[Items from a figure collection]
------------------------------------------------------------------------
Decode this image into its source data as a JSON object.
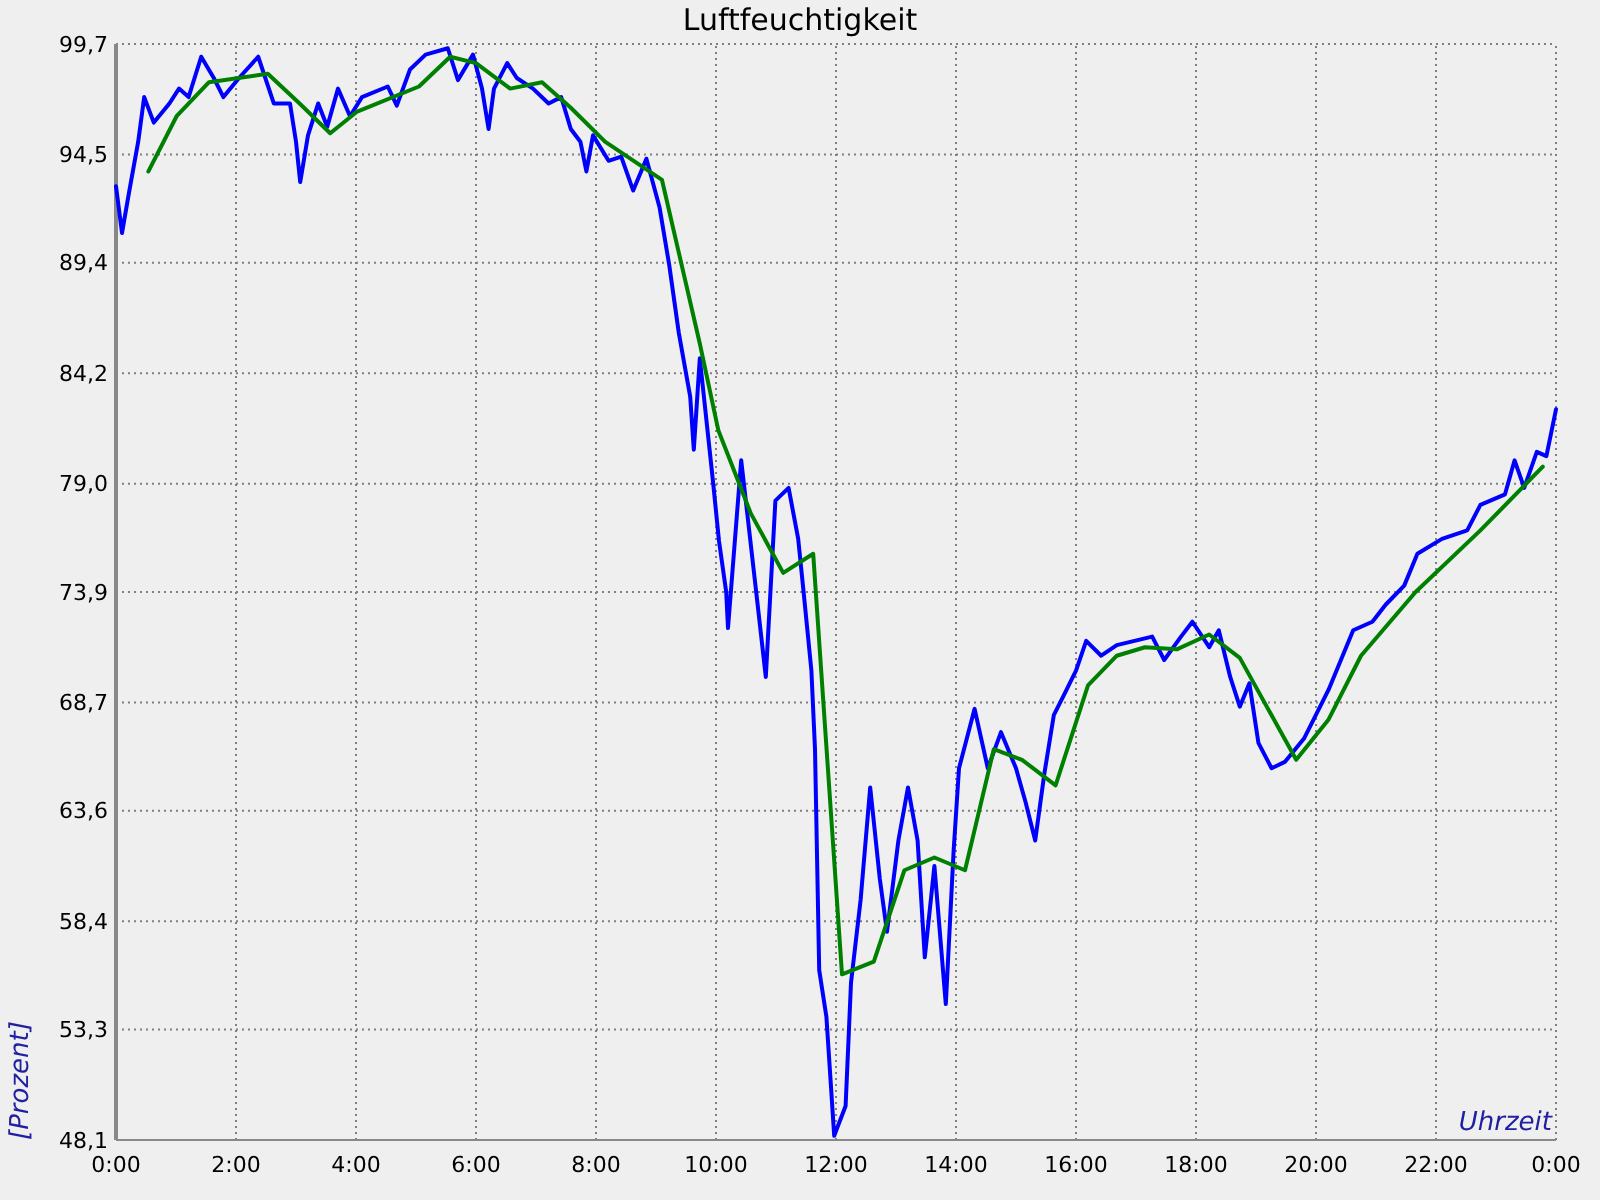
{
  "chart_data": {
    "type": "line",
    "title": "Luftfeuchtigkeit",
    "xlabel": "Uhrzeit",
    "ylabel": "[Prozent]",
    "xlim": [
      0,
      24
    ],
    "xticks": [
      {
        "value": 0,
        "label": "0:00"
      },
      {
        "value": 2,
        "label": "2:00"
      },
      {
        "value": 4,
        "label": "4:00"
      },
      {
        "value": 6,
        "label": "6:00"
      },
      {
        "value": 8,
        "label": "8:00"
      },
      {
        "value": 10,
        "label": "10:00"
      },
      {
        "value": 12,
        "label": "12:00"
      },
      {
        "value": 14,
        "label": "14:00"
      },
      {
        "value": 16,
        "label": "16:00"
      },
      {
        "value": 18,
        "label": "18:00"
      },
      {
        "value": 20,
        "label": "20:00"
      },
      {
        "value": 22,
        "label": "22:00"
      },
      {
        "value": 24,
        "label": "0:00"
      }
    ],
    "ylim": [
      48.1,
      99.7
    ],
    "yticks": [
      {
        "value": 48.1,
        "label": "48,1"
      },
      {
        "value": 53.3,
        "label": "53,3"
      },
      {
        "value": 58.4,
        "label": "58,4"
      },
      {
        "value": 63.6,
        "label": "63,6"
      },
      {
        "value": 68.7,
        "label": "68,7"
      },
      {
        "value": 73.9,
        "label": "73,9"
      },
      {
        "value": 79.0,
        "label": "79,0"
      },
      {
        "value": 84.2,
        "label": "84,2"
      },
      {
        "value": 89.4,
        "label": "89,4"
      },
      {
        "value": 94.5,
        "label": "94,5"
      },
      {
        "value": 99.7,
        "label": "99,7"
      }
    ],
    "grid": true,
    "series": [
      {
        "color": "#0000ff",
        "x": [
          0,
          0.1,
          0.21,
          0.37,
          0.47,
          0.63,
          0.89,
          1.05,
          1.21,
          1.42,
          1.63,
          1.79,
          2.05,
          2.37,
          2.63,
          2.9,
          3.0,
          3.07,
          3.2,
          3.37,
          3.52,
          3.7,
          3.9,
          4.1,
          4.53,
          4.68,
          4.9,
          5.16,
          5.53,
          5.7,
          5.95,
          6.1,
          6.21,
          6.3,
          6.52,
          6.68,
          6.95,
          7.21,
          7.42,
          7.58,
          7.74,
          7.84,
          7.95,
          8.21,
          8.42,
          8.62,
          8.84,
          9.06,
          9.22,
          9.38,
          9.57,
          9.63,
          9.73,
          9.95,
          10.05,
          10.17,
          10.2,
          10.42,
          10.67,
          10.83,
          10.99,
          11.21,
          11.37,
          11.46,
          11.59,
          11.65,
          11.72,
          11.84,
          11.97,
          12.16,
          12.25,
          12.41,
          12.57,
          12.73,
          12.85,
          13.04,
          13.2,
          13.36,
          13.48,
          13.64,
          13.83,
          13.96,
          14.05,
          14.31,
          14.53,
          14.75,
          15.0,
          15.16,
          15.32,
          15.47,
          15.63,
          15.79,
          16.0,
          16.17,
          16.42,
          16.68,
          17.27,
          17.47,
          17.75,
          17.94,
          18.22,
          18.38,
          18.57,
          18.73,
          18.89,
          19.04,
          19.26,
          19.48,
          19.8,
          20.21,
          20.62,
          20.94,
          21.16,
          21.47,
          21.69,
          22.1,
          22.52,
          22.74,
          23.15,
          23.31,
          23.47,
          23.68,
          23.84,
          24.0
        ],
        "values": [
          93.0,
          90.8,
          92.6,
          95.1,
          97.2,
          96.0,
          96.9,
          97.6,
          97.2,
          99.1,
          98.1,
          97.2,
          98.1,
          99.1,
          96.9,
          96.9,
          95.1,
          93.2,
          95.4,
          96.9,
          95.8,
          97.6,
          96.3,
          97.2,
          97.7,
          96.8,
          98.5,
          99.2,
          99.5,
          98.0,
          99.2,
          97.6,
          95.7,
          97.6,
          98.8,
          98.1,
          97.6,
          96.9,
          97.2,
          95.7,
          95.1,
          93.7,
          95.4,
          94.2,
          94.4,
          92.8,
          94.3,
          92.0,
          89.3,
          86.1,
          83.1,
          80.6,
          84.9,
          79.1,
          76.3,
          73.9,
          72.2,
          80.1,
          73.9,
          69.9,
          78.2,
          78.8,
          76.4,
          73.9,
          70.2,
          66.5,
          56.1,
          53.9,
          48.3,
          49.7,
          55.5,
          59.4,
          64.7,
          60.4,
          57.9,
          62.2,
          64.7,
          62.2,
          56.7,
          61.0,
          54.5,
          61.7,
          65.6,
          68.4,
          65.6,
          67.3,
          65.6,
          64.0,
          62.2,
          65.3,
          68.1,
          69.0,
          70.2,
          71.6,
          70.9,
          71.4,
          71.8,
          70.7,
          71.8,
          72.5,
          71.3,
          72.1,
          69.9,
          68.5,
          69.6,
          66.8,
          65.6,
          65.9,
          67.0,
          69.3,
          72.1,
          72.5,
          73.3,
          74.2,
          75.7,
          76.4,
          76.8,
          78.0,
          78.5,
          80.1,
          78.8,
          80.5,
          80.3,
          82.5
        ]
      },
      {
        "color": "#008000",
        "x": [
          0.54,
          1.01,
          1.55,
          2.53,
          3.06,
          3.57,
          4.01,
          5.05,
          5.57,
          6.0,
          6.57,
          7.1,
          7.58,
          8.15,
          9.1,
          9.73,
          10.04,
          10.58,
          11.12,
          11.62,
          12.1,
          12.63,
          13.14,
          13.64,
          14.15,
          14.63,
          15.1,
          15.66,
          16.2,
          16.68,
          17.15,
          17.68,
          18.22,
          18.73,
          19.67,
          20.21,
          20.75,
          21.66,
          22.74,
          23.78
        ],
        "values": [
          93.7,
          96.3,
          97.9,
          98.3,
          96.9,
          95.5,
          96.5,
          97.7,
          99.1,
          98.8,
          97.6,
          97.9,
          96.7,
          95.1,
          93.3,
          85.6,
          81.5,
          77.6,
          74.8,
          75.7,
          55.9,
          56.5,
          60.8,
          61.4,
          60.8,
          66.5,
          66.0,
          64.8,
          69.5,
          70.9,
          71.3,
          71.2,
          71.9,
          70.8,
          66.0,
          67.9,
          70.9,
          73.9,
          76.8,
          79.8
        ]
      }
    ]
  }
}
------------------------------------------------------------------------
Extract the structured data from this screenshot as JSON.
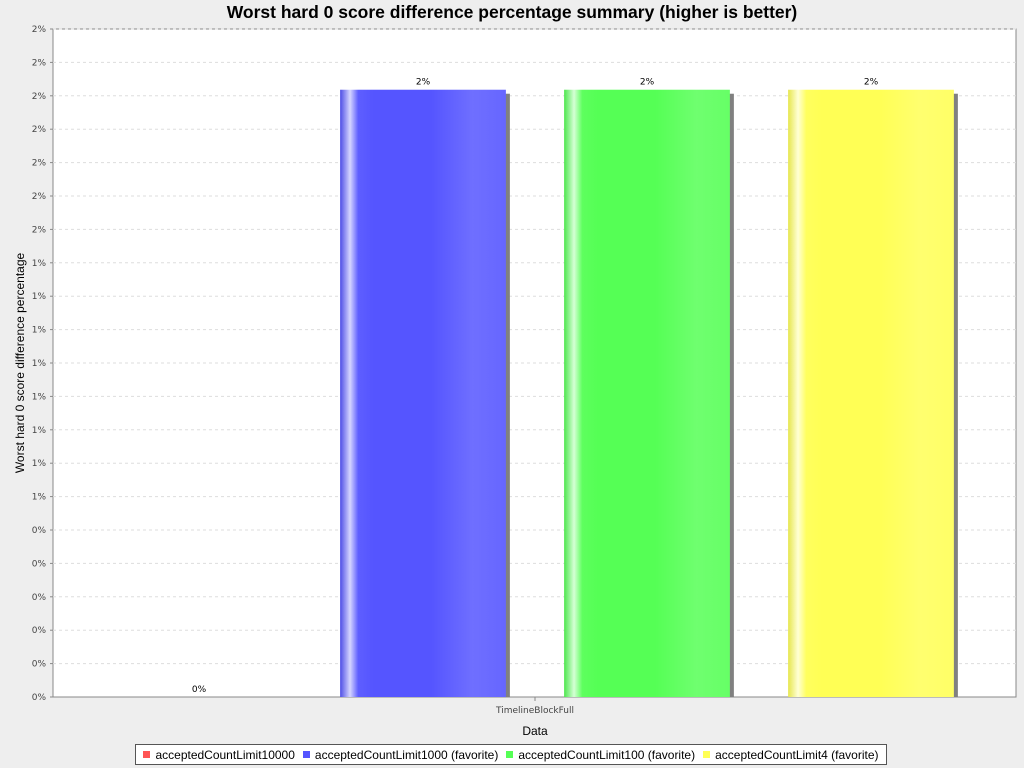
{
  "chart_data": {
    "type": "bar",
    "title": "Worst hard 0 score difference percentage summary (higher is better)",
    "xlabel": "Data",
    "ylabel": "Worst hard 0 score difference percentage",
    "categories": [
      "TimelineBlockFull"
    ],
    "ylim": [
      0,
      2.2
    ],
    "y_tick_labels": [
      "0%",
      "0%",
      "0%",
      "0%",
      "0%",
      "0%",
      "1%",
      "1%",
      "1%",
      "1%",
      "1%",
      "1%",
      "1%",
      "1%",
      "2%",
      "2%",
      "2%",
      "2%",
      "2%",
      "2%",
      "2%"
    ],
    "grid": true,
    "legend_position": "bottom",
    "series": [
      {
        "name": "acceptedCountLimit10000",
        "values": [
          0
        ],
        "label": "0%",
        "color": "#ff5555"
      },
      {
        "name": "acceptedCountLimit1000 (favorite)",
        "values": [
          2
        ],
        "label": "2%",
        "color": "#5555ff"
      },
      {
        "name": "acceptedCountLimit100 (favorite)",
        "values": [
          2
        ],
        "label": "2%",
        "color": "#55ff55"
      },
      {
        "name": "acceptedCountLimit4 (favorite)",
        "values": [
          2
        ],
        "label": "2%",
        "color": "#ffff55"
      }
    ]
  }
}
------------------------------------------------------------------------
▶ **Aim**: Your task is to collect every line above that contains the word "favorite".

▶ **Expected answer**:
        "name": "acceptedCountLimit1000 (favorite)",
        "name": "acceptedCountLimit100 (favorite)",
        "name": "acceptedCountLimit4 (favorite)",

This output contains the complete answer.